** BEGIN DATASET ROWS **
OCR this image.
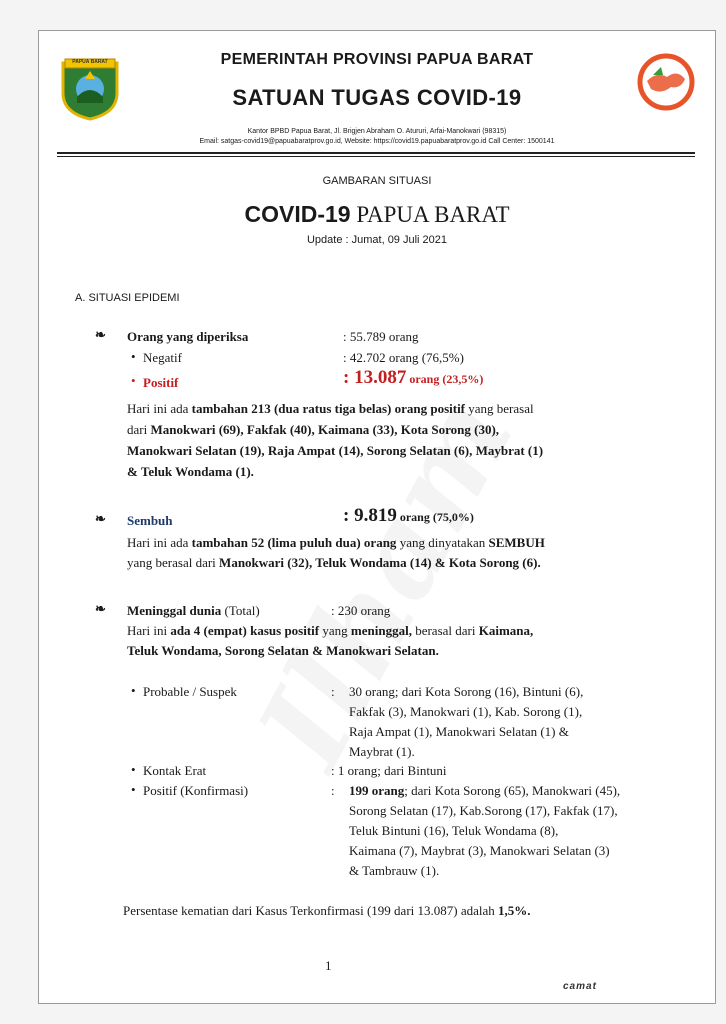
PAPUA BARAT	PEMERINTAH PROVINSI PAPUA BARAT
SATUAN TUGAS COVID-19
Kantor BPBD Papua Barat, Jl. Brigjen Abraham O. Atururi, Arfai-Manokwari (98315)
Email: satgas-covid19@papuabaratprov.go.id, Website: https://covid19.papuabaratprov.go.id Call Center: 1500141
GAMBARAN SITUASI
COVID-19 PAPUA BARAT
Update : Jumat, 09 Juli 2021
A. SITUASI EPIDEMI
❧ Orang yang diperiksa	: 55.789 orang
• Negatif	: 42.702 orang (76,5%)
• Positif	: 13.087 orang (23,5%)
Hari ini ada tambahan 213 (dua ratus tiga belas) orang positif yang berasal
dari Manokwari (69), Fakfak (40), Kaimana (33), Kota Sorong (30),
Manokwari Selatan (19), Raja Ampat (14), Sorong Selatan (6), Maybrat (1)
& Teluk Wondama (1).
❧ Sembuh	: 9.819 orang (75,0%)
Hari ini ada tambahan 52 (lima puluh dua) orang yang dinyatakan SEMBUH
yang berasal dari Manokwari (32), Teluk Wondama (14) & Kota Sorong (6).
❧ Meninggal dunia (Total)	: 230 orang
Hari ini ada 4 (empat) kasus positif yang meninggal, berasal dari Kaimana,
Teluk Wondama, Sorong Selatan & Manokwari Selatan.
• Probable / Suspek	: 30 orang; dari Kota Sorong (16), Bintuni (6),
Fakfak (3), Manokwari (1), Kab. Sorong (1),
Raja Ampat (1), Manokwari Selatan (1) &
Maybrat (1).
• Kontak Erat	: 1 orang; dari Bintuni
• Positif (Konfirmasi)	: 199 orang; dari Kota Sorong (65), Manokwari (45),
Sorong Selatan (17), Kab.Sorong (17), Fakfak (17),
Teluk Bintuni (16), Teluk Wondama (8),
Kaimana (7), Maybrat (3), Manokwari Selatan (3)
& Tambrauw (1).
Persentase kematian dari Kasus Terkonfirmasi (199 dari 13.087) adalah 1,5%.
1
camat
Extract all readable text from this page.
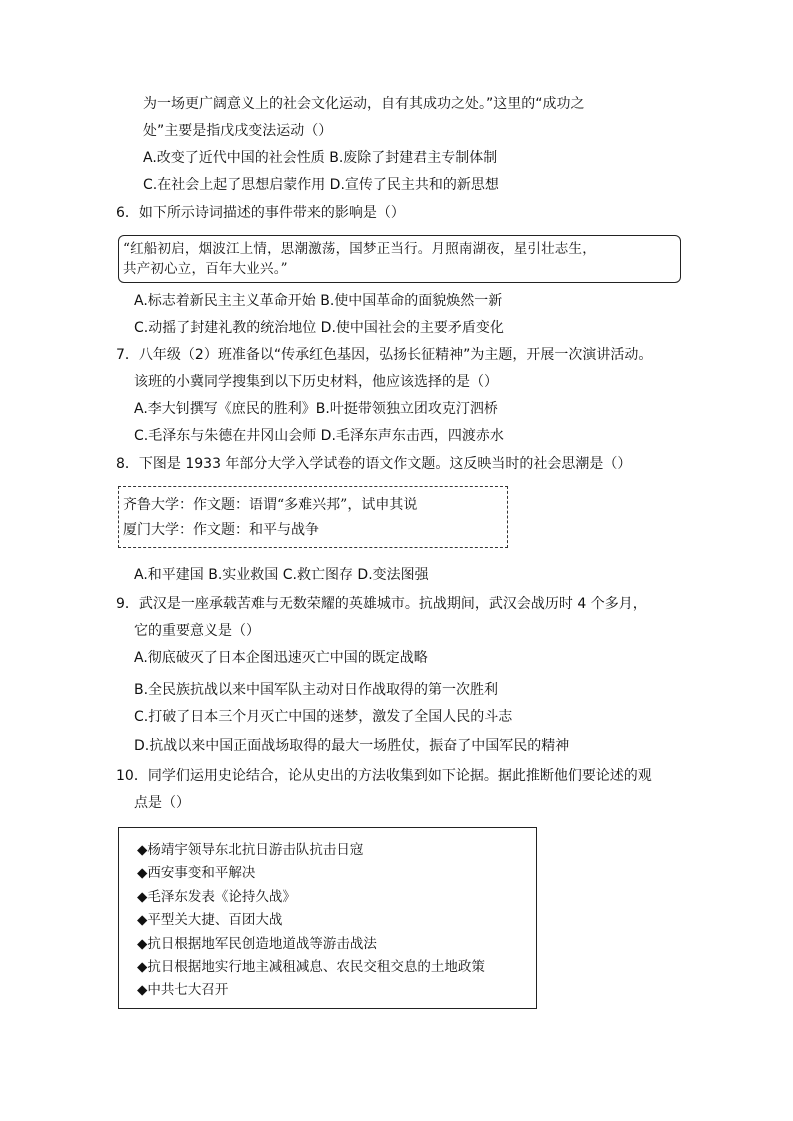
为一场更广阔意义上的社会文化运动，自有其成功之处。”这里的“成功之
处”主要是指戊戌变法运动（）
A.改变了近代中国的社会性质 B.废除了封建君主专制体制
C.在社会上起了思想启蒙作用 D.宣传了民主共和的新思想
6．如下所示诗词描述的事件带来的影响是（）
“红船初启，烟波江上情，思潮激荡，国梦正当行。月照南湖夜，星引壮志生，
共产初心立，百年大业兴。”
A.标志着新民主主义革命开始 B.使中国革命的面貌焕然一新
C.动摇了封建礼教的统治地位 D.使中国社会的主要矛盾变化
7．八年级（2）班准备以“传承红色基因，弘扬长征精神”为主题，开展一次演讲活动。
该班的小冀同学搜集到以下历史材料，他应该选择的是（）
A.李大钊撰写《庶民的胜利》B.叶挺带领独立团攻克汀泗桥
C.毛泽东与朱德在井冈山会师 D.毛泽东声东击西，四渡赤水
8．下图是 1933 年部分大学入学试卷的语文作文题。这反映当时的社会思潮是（）
齐鲁大学：作文题：语谓“多难兴邦”，试申其说
厦门大学：作文题：和平与战争
A.和平建国 B.实业救国 C.救亡图存 D.变法图强
9．武汉是一座承载苦难与无数荣耀的英雄城市。抗战期间，武汉会战历时 4 个多月，
它的重要意义是（）
A.彻底破灭了日本企图迅速灭亡中国的既定战略
B.全民族抗战以来中国军队主动对日作战取得的第一次胜利
C.打破了日本三个月灭亡中国的迷梦，激发了全国人民的斗志
D.抗战以来中国正面战场取得的最大一场胜仗，振奋了中国军民的精神
10．同学们运用史论结合，论从史出的方法收集到如下论据。据此推断他们要论述的观
点是（）
◆杨靖宇领导东北抗日游击队抗击日寇
◆西安事变和平解决
◆毛泽东发表《论持久战》
◆平型关大捷、百团大战
◆抗日根据地军民创造地道战等游击战法
◆抗日根据地实行地主减租减息、农民交租交息的土地政策
◆中共七大召开
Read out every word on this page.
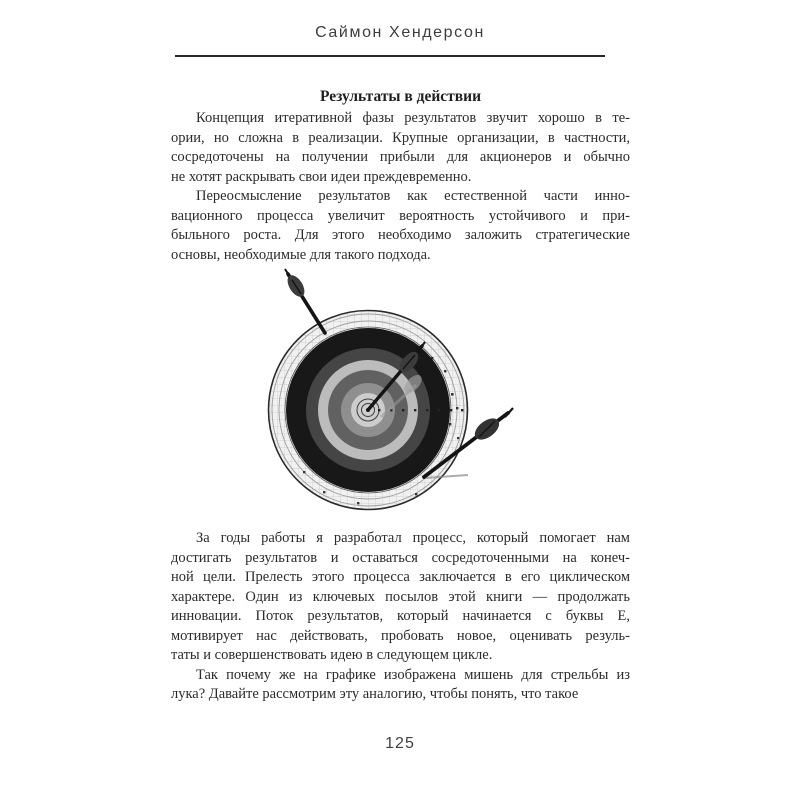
Саймон Хендерсон
Результаты в действии

Концепция итеративной фазы результатов звучит хорошо в те-
ории, но сложна в реализации. Крупные организации, в частности,
сосредоточены на получении прибыли для акционеров и обычно
не хотят раскрывать свои идеи преждевременно.

Переосмысление результатов как естественной части инно-
вационного процесса увеличит вероятность устойчивого и при-
быльного роста. Для этого необходимо заложить стратегические
основы, необходимые для такого подхода.

За годы работы я разработал процесс, который помогает нам
достигать результатов и оставаться сосредоточенными на конеч-
ной цели. Прелесть этого процесса заключается в его циклическом
характере. Один из ключевых посылов этой книги — продолжать
инновации. Поток результатов, который начинается с буквы Е,
мотивирует нас действовать, пробовать новое, оценивать резуль-
таты и совершенствовать идею в следующем цикле.

Так почему же на графике изображена мишень для стрельбы из
лука? Давайте рассмотрим эту аналогию, чтобы понять, что такое

125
** END DATASET ROWS **
■ EXERCISE PROMPT
Gather up every line from the listing above in which the word "результатов" occurs.

■ THE ANSWER
Концепция итеративной фазы результатов звучит хорошо в те-
Переосмысление результатов как естественной части инно-
достигать результатов и оставаться сосредоточенными на конеч-
инновации. Поток результатов, который начинается с буквы Е,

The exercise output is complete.